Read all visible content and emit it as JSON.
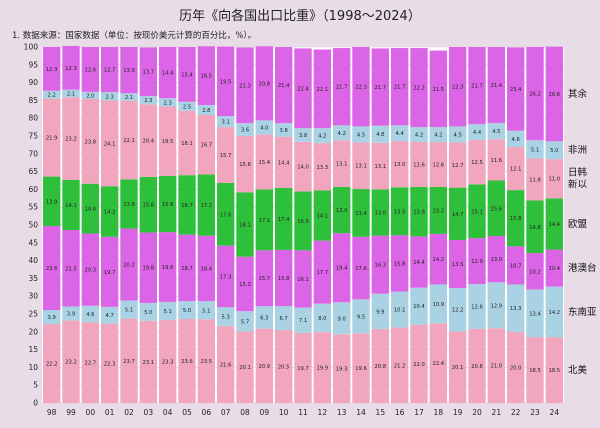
{
  "title": "历年《向各国出口比重》（1998～2024）",
  "note": "1. 数据来源：国家数据（单位：按现价美元计算的百分比，%）。",
  "colors": {
    "北美": "#f1a6bd",
    "东南亚": "#a9d3e4",
    "港澳台": "#dc64e6",
    "欧盟": "#2fc03b",
    "日韩新以": "#f1a6bd",
    "非洲": "#a9d3e4",
    "其余": "#dc64e6"
  },
  "chart_data": {
    "type": "bar",
    "stacked": true,
    "categories": [
      "98",
      "99",
      "00",
      "01",
      "02",
      "03",
      "04",
      "05",
      "06",
      "07",
      "08",
      "09",
      "10",
      "11",
      "12",
      "13",
      "14",
      "15",
      "16",
      "17",
      "18",
      "19",
      "20",
      "21",
      "22",
      "23",
      "24"
    ],
    "yticks": [
      0,
      5,
      10,
      15,
      20,
      25,
      30,
      35,
      40,
      45,
      50,
      55,
      60,
      65,
      70,
      75,
      80,
      85,
      90,
      95,
      100
    ],
    "ylim": [
      0,
      100
    ],
    "series": [
      {
        "name": "北美",
        "values": [
          22.2,
          23.2,
          22.7,
          22.3,
          23.7,
          23.1,
          23.3,
          23.6,
          23.5,
          21.6,
          20.1,
          20.9,
          20.5,
          19.7,
          19.9,
          19.3,
          19.6,
          20.8,
          21.2,
          22.0,
          22.4,
          20.1,
          20.8,
          21.0,
          20.0,
          18.5,
          18.5
        ]
      },
      {
        "name": "东南亚",
        "values": [
          3.9,
          3.9,
          4.6,
          4.7,
          5.1,
          5.0,
          5.1,
          5.0,
          5.1,
          5.3,
          5.7,
          6.3,
          6.7,
          7.1,
          8.0,
          9.0,
          9.5,
          9.9,
          10.1,
          10.4,
          10.9,
          12.2,
          12.6,
          12.9,
          13.3,
          13.4,
          14.2
        ]
      },
      {
        "name": "港澳台",
        "values": [
          23.6,
          21.5,
          20.3,
          19.7,
          20.2,
          19.8,
          19.6,
          18.7,
          18.4,
          17.3,
          15.3,
          15.7,
          15.8,
          16.1,
          17.7,
          19.4,
          17.6,
          16.3,
          15.8,
          14.4,
          14.2,
          13.5,
          12.9,
          13.0,
          10.7,
          10.2,
          10.4
        ]
      },
      {
        "name": "欧盟",
        "values": [
          13.9,
          14.1,
          14.0,
          14.2,
          13.8,
          15.6,
          15.8,
          16.7,
          17.2,
          17.6,
          18.1,
          17.1,
          17.4,
          16.5,
          14.1,
          13.0,
          13.4,
          13.0,
          13.5,
          13.9,
          13.2,
          14.7,
          15.1,
          15.6,
          15.8,
          14.8,
          14.4
        ]
      },
      {
        "name": "日韩新以",
        "values": [
          21.9,
          23.2,
          23.8,
          24.1,
          22.1,
          20.4,
          19.5,
          18.1,
          16.7,
          15.7,
          15.8,
          15.4,
          14.4,
          14.0,
          13.3,
          13.1,
          13.1,
          13.1,
          13.0,
          12.6,
          12.6,
          12.7,
          12.5,
          11.6,
          12.1,
          11.8,
          11.0
        ]
      },
      {
        "name": "非洲",
        "values": [
          2.2,
          2.1,
          2.0,
          2.3,
          2.1,
          2.3,
          2.3,
          2.5,
          2.8,
          3.1,
          3.6,
          4.0,
          3.8,
          3.8,
          4.2,
          4.2,
          4.5,
          4.8,
          4.4,
          4.2,
          4.2,
          4.5,
          4.4,
          4.5,
          4.6,
          5.1,
          5.0
        ]
      },
      {
        "name": "其余",
        "values": [
          12.3,
          12.3,
          12.6,
          12.7,
          13.0,
          13.7,
          14.4,
          15.4,
          16.5,
          19.5,
          21.3,
          20.8,
          21.4,
          22.4,
          22.1,
          21.7,
          22.3,
          21.7,
          21.7,
          22.2,
          21.5,
          22.3,
          21.7,
          21.4,
          23.4,
          26.2,
          26.6
        ]
      }
    ],
    "legend_position": "right"
  }
}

> **Given exercise**: Print all entries exactly. The images do not belong in the copy.

> **Output of the task**:
Read all visible content and emit it as JSON.
{
  "title": "历年《向各国出口比重》（1998～2024）",
  "note": "1. 数据来源：国家数据（单位：按现价美元计算的百分比，%）。",
  "colors": {
    "北美": "#f1a6bd",
    "东南亚": "#a9d3e4",
    "港澳台": "#dc64e6",
    "欧盟": "#2fc03b",
    "日韩新以": "#f1a6bd",
    "非洲": "#a9d3e4",
    "其余": "#dc64e6"
  },
  "chart_data": {
    "type": "bar",
    "stacked": true,
    "categories": [
      "98",
      "99",
      "00",
      "01",
      "02",
      "03",
      "04",
      "05",
      "06",
      "07",
      "08",
      "09",
      "10",
      "11",
      "12",
      "13",
      "14",
      "15",
      "16",
      "17",
      "18",
      "19",
      "20",
      "21",
      "22",
      "23",
      "24"
    ],
    "yticks": [
      0,
      5,
      10,
      15,
      20,
      25,
      30,
      35,
      40,
      45,
      50,
      55,
      60,
      65,
      70,
      75,
      80,
      85,
      90,
      95,
      100
    ],
    "ylim": [
      0,
      100
    ],
    "series": [
      {
        "name": "北美",
        "values": [
          22.2,
          23.2,
          22.7,
          22.3,
          23.7,
          23.1,
          23.3,
          23.6,
          23.5,
          21.6,
          20.1,
          20.9,
          20.5,
          19.7,
          19.9,
          19.3,
          19.6,
          20.8,
          21.2,
          22.0,
          22.4,
          20.1,
          20.8,
          21.0,
          20.0,
          18.5,
          18.5
        ]
      },
      {
        "name": "东南亚",
        "values": [
          3.9,
          3.9,
          4.6,
          4.7,
          5.1,
          5.0,
          5.1,
          5.0,
          5.1,
          5.3,
          5.7,
          6.3,
          6.7,
          7.1,
          8.0,
          9.0,
          9.5,
          9.9,
          10.1,
          10.4,
          10.9,
          12.2,
          12.6,
          12.9,
          13.3,
          13.4,
          14.2
        ]
      },
      {
        "name": "港澳台",
        "values": [
          23.6,
          21.5,
          20.3,
          19.7,
          20.2,
          19.8,
          19.6,
          18.7,
          18.4,
          17.3,
          15.3,
          15.7,
          15.8,
          16.1,
          17.7,
          19.4,
          17.6,
          16.3,
          15.8,
          14.4,
          14.2,
          13.5,
          12.9,
          13.0,
          10.7,
          10.2,
          10.4
        ]
      },
      {
        "name": "欧盟",
        "values": [
          13.9,
          14.1,
          14.0,
          14.2,
          13.8,
          15.6,
          15.8,
          16.7,
          17.2,
          17.6,
          18.1,
          17.1,
          17.4,
          16.5,
          14.1,
          13.0,
          13.4,
          13.0,
          13.5,
          13.9,
          13.2,
          14.7,
          15.1,
          15.6,
          15.8,
          14.8,
          14.4
        ]
      },
      {
        "name": "日韩新以",
        "values": [
          21.9,
          23.2,
          23.8,
          24.1,
          22.1,
          20.4,
          19.5,
          18.1,
          16.7,
          15.7,
          15.8,
          15.4,
          14.4,
          14.0,
          13.3,
          13.1,
          13.1,
          13.1,
          13.0,
          12.6,
          12.6,
          12.7,
          12.5,
          11.6,
          12.1,
          11.8,
          11.0
        ]
      },
      {
        "name": "非洲",
        "values": [
          2.2,
          2.1,
          2.0,
          2.3,
          2.1,
          2.3,
          2.3,
          2.5,
          2.8,
          3.1,
          3.6,
          4.0,
          3.8,
          3.8,
          4.2,
          4.2,
          4.5,
          4.8,
          4.4,
          4.2,
          4.2,
          4.5,
          4.4,
          4.5,
          4.6,
          5.1,
          5.0
        ]
      },
      {
        "name": "其余",
        "values": [
          12.3,
          12.3,
          12.6,
          12.7,
          13.0,
          13.7,
          14.4,
          15.4,
          16.5,
          19.5,
          21.3,
          20.8,
          21.4,
          22.4,
          22.1,
          21.7,
          22.3,
          21.7,
          21.7,
          22.2,
          21.5,
          22.3,
          21.7,
          21.4,
          23.4,
          26.2,
          26.6
        ]
      }
    ],
    "legend_position": "right"
  }
}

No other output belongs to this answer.